> [Aim of the exercise] Identify all lines of the data containing the string "this" and copy them.

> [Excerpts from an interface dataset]
____________________
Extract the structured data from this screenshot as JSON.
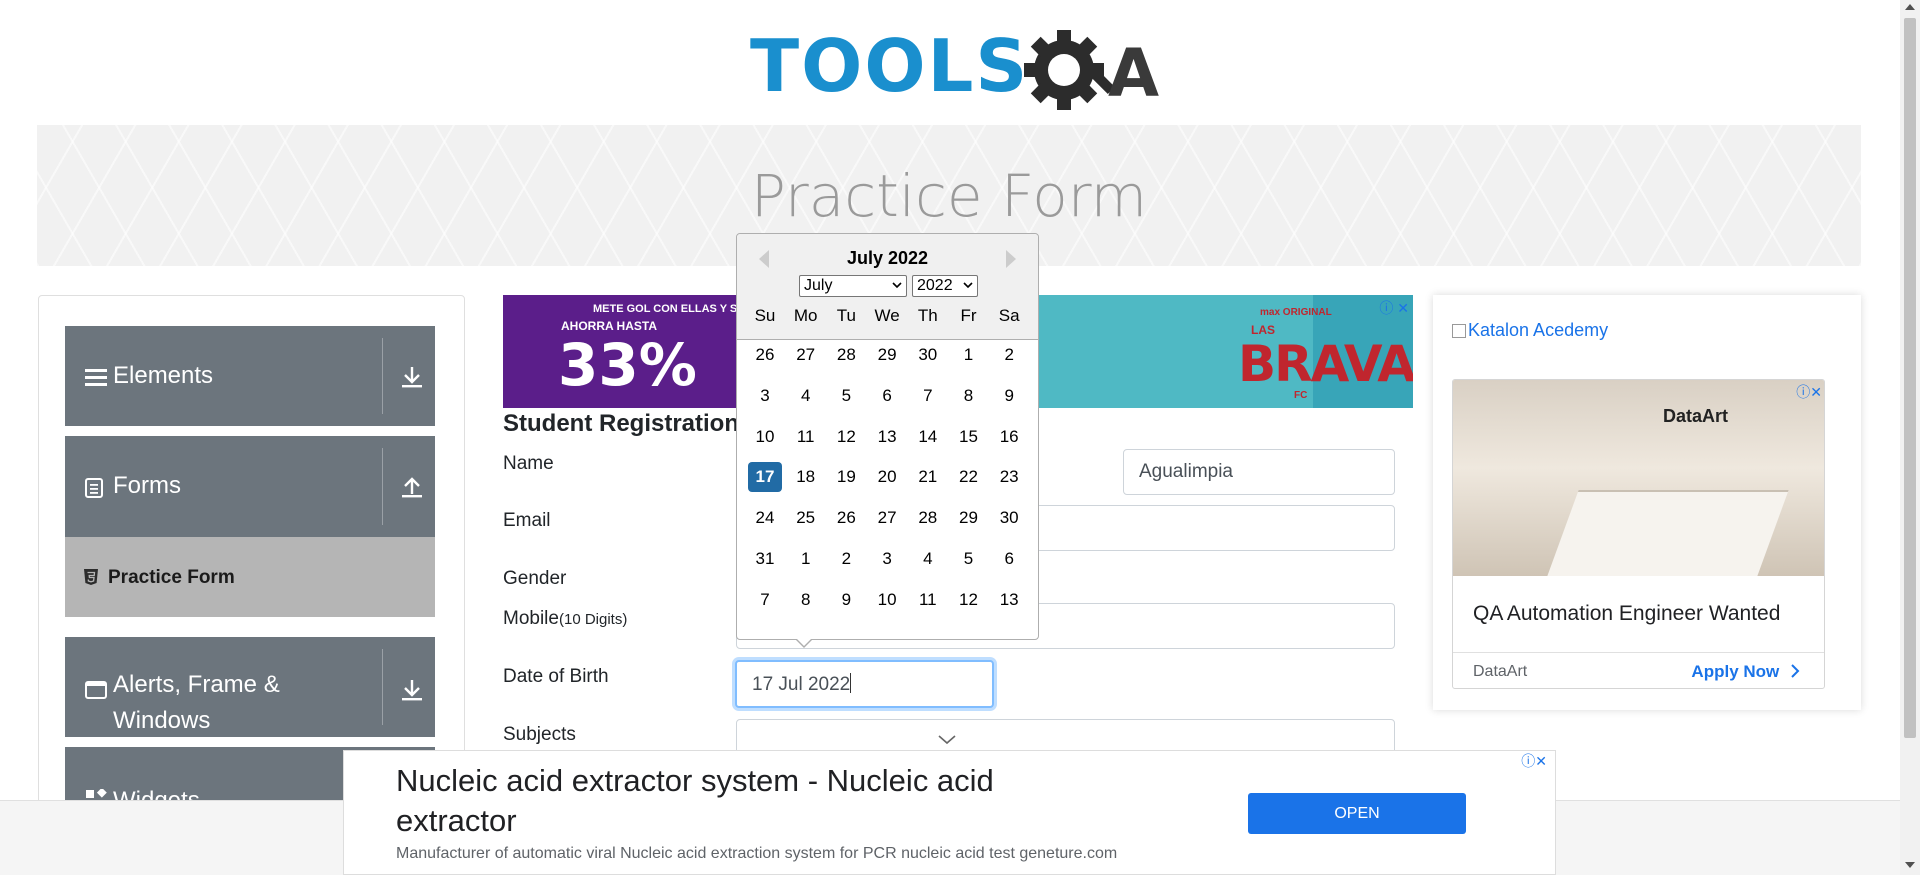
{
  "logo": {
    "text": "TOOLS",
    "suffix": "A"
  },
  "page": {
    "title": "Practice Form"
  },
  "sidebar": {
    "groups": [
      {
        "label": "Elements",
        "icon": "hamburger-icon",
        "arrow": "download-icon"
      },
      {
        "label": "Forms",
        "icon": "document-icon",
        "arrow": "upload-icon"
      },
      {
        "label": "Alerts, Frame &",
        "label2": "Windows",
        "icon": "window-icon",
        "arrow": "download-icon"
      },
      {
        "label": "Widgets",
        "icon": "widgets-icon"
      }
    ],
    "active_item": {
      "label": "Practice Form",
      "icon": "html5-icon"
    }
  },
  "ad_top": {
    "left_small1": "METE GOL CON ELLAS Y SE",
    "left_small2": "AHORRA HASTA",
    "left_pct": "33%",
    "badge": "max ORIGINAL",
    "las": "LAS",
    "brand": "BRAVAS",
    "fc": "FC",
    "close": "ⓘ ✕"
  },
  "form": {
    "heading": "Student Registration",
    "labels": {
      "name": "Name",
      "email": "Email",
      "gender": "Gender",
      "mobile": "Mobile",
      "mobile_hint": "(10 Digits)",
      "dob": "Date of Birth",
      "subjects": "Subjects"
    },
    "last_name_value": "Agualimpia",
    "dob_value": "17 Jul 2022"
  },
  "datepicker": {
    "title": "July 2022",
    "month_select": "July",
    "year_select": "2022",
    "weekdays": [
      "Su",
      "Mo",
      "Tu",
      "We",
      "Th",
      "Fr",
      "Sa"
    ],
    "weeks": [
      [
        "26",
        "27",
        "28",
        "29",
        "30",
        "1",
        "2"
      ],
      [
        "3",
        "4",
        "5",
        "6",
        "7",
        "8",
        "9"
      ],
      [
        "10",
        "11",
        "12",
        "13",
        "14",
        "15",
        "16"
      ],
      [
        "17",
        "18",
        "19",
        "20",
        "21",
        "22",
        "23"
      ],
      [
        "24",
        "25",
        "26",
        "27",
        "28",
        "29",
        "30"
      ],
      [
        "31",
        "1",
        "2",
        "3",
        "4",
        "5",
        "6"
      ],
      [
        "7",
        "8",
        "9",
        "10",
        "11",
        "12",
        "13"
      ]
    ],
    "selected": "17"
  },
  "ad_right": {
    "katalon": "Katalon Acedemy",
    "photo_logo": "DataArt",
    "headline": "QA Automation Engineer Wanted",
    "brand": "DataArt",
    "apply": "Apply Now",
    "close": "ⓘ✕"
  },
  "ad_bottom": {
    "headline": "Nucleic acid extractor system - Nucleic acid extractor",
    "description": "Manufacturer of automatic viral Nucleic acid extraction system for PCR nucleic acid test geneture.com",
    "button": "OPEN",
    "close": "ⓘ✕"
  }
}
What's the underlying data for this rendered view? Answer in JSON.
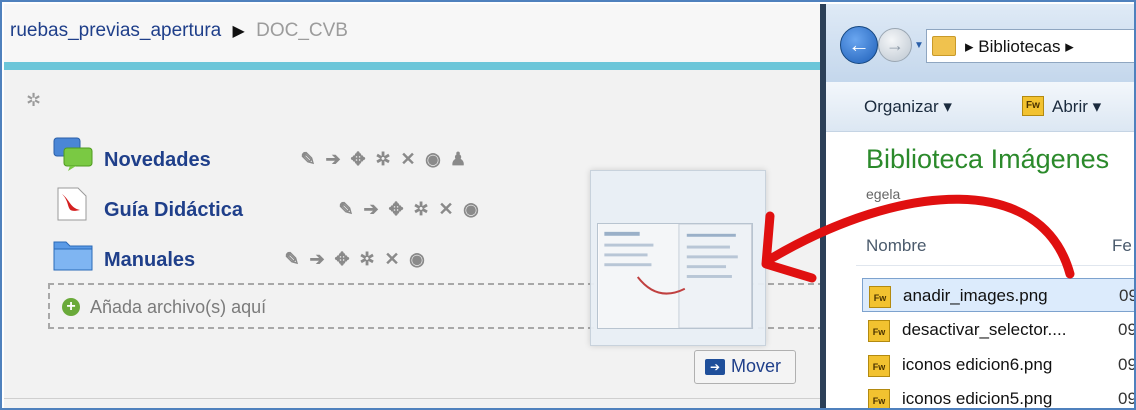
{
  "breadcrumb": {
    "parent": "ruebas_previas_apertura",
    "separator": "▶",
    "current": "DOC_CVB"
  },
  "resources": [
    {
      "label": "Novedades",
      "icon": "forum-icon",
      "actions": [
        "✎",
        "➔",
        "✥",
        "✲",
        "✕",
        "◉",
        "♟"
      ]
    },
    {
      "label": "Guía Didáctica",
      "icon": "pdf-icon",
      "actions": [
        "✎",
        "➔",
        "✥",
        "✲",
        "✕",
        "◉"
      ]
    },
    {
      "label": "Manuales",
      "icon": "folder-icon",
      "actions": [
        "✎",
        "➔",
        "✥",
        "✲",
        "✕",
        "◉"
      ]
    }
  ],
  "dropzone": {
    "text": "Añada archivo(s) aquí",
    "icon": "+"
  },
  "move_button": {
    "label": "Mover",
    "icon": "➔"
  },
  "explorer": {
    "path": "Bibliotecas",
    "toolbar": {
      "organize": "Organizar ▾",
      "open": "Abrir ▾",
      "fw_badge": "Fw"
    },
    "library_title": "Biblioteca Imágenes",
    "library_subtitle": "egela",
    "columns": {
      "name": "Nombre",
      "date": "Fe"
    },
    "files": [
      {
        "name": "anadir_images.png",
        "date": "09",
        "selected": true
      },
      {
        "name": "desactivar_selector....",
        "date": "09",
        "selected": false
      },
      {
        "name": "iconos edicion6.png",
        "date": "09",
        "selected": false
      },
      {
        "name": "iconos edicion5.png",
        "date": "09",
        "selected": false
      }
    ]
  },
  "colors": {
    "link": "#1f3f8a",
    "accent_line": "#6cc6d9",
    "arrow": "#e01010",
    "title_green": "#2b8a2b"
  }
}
____________________
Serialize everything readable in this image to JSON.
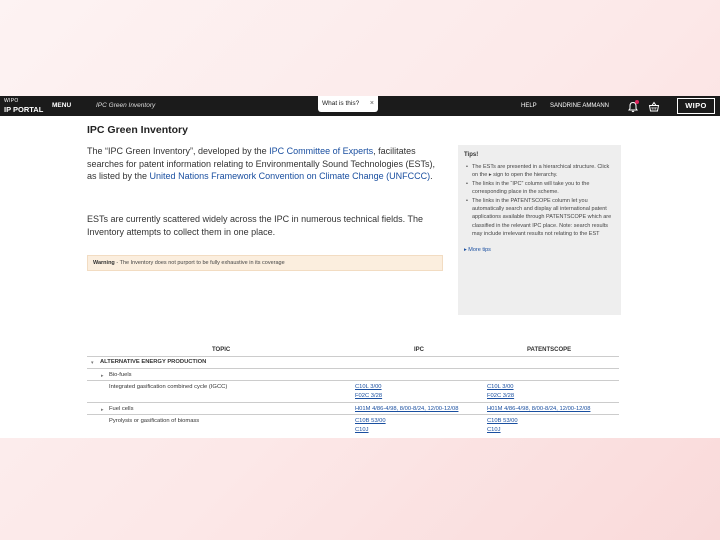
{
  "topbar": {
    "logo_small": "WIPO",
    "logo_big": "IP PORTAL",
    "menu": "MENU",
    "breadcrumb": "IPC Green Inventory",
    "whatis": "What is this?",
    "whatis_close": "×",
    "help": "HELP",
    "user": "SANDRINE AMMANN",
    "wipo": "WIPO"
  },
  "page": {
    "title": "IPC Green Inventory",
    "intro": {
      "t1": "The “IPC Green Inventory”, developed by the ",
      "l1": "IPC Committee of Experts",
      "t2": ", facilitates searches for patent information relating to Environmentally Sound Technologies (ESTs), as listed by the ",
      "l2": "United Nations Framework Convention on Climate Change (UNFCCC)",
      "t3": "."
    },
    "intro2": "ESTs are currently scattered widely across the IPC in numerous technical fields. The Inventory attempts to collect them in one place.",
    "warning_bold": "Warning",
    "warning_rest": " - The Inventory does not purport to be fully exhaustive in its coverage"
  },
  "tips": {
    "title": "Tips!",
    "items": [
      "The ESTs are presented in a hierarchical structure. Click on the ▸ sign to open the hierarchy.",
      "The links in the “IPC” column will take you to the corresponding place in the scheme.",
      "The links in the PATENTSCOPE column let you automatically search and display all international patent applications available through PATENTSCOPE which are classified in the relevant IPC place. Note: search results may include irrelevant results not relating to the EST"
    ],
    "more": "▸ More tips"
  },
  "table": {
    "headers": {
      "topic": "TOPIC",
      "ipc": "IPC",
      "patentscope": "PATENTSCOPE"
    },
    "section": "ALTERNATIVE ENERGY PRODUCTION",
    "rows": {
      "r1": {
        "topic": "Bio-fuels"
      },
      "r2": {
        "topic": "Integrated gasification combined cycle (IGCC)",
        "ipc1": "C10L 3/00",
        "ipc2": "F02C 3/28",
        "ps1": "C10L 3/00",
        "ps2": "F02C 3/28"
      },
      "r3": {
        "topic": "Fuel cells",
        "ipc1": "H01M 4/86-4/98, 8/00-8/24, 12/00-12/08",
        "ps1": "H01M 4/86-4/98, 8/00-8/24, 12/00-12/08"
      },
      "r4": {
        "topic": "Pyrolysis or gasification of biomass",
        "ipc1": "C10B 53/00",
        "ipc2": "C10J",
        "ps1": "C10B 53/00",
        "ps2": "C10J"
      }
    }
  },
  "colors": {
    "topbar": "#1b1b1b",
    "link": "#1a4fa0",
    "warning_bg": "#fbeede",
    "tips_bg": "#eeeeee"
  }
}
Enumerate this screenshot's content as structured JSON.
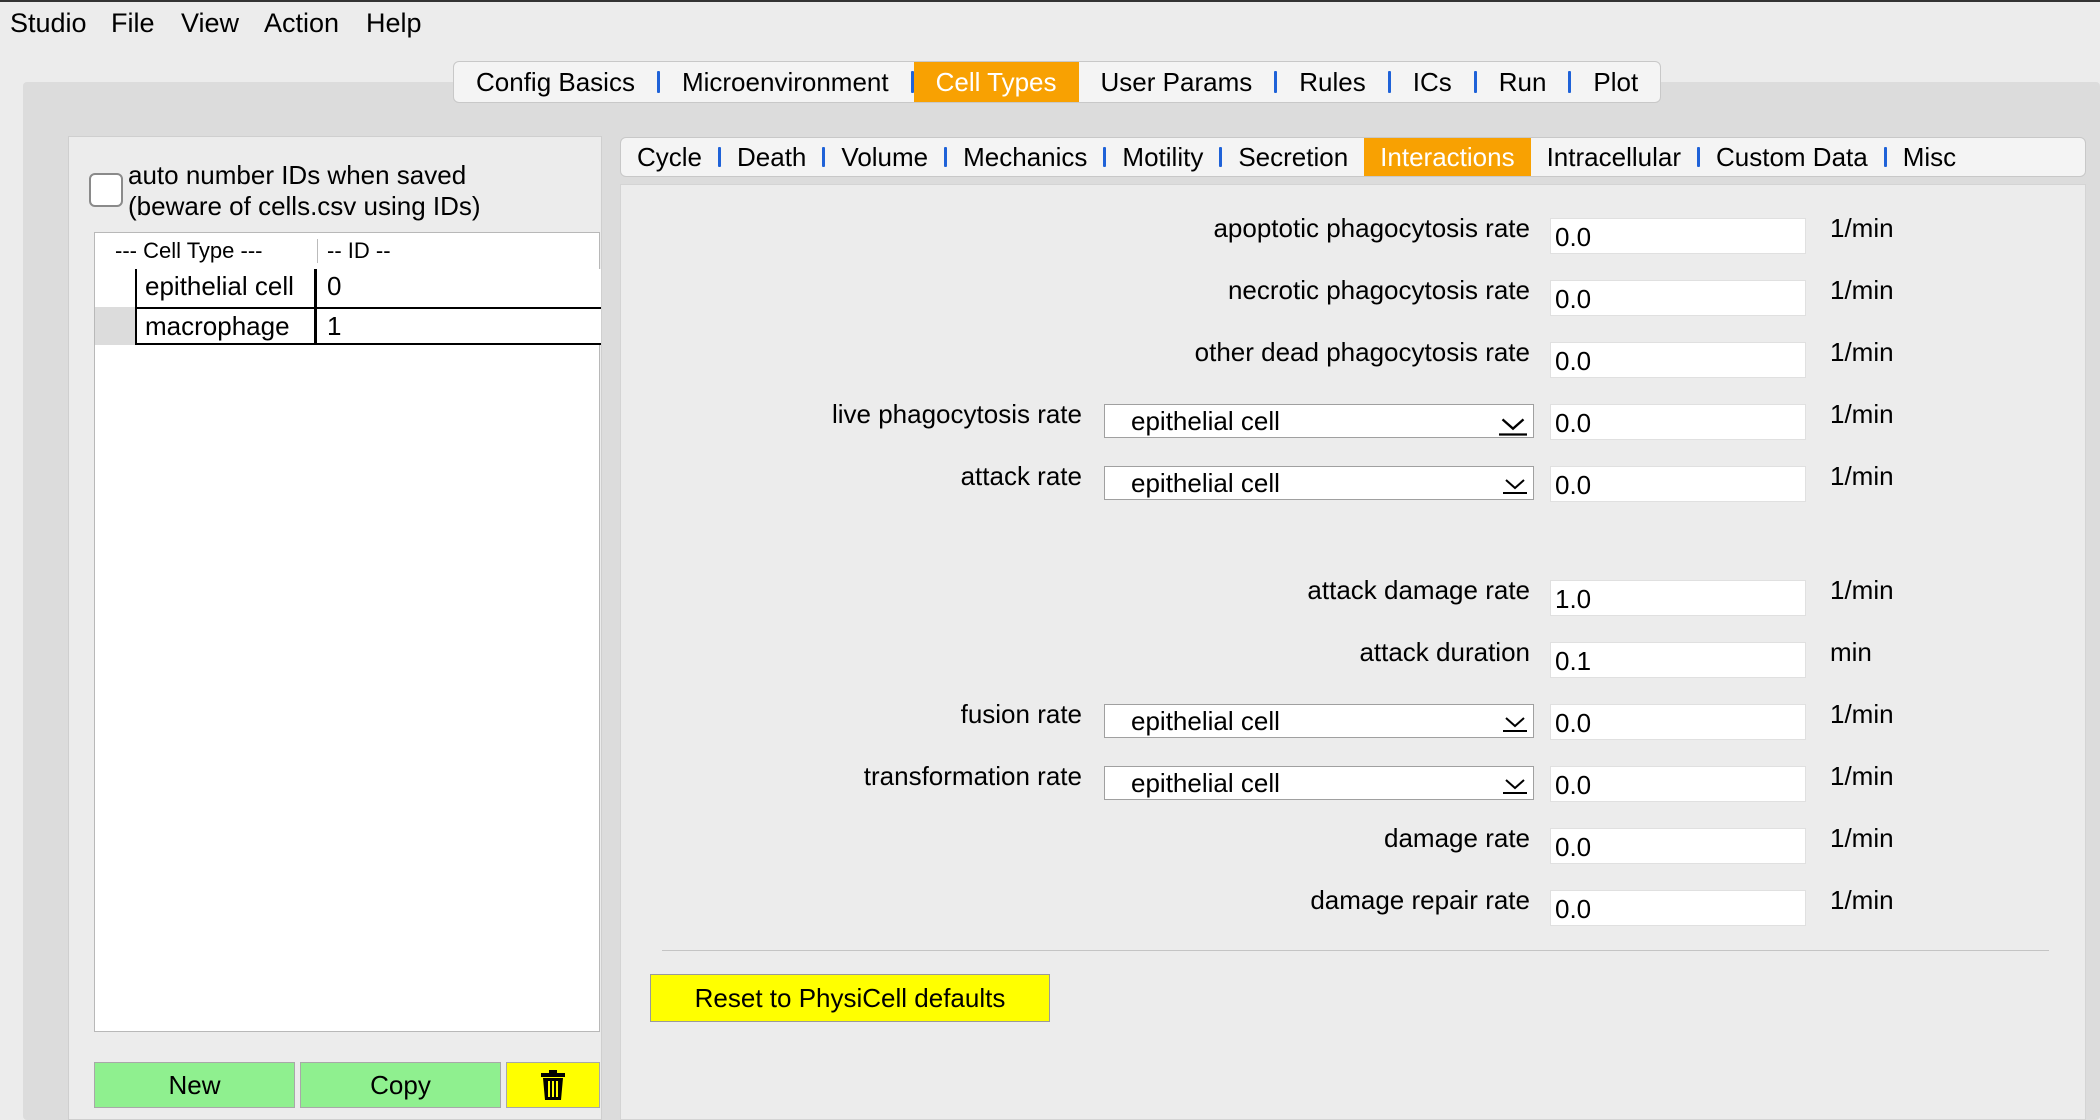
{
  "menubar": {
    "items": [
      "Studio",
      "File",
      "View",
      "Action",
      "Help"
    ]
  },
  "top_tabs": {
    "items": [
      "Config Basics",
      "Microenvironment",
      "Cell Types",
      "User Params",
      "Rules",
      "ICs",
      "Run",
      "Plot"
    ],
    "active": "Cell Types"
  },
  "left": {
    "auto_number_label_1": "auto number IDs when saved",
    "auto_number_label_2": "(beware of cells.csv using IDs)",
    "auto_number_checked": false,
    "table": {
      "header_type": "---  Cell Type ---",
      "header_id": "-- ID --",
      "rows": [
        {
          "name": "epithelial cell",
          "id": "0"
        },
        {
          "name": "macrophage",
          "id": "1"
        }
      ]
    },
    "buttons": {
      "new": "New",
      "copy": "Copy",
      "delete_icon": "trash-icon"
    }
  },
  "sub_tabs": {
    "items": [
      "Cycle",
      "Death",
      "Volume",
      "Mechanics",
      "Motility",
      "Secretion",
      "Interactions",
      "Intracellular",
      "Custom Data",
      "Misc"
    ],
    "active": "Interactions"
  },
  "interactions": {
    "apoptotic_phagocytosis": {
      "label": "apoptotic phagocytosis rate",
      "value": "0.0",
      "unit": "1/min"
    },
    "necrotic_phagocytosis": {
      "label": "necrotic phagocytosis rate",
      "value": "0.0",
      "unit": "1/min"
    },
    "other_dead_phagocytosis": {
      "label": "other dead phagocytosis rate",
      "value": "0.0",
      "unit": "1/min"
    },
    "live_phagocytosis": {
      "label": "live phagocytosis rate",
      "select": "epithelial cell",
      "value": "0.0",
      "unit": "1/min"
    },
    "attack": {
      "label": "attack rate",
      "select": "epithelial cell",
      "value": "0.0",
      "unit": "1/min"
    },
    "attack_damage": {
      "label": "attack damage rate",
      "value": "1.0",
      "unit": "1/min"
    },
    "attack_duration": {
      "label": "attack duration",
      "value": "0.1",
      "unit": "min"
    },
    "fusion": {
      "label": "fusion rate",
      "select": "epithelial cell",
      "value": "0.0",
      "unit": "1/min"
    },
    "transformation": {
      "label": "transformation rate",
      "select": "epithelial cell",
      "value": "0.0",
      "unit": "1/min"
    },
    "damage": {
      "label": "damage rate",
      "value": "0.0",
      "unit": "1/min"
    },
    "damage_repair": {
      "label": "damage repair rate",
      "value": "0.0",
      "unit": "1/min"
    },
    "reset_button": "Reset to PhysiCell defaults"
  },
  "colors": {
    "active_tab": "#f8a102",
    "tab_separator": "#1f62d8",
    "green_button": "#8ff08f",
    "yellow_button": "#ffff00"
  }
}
____________________
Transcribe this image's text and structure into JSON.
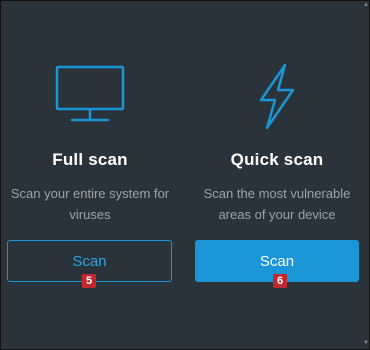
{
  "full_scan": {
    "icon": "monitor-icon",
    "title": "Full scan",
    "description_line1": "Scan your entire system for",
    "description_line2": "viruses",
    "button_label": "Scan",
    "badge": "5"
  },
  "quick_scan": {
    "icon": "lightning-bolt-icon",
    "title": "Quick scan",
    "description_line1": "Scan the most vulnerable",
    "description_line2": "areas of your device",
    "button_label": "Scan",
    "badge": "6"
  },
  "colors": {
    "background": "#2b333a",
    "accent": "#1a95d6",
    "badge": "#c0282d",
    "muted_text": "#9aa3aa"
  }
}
____________________
> [Answer area]
Extract the structured data from this screenshot as JSON.
What's the underlying data for this rendered view? Answer in JSON.
Serialize everything readable in this image to JSON.
    "whatis": "What is this?",
Enumerate this screenshot's content as structured JSON.
Transcribe this image's text and structure into JSON.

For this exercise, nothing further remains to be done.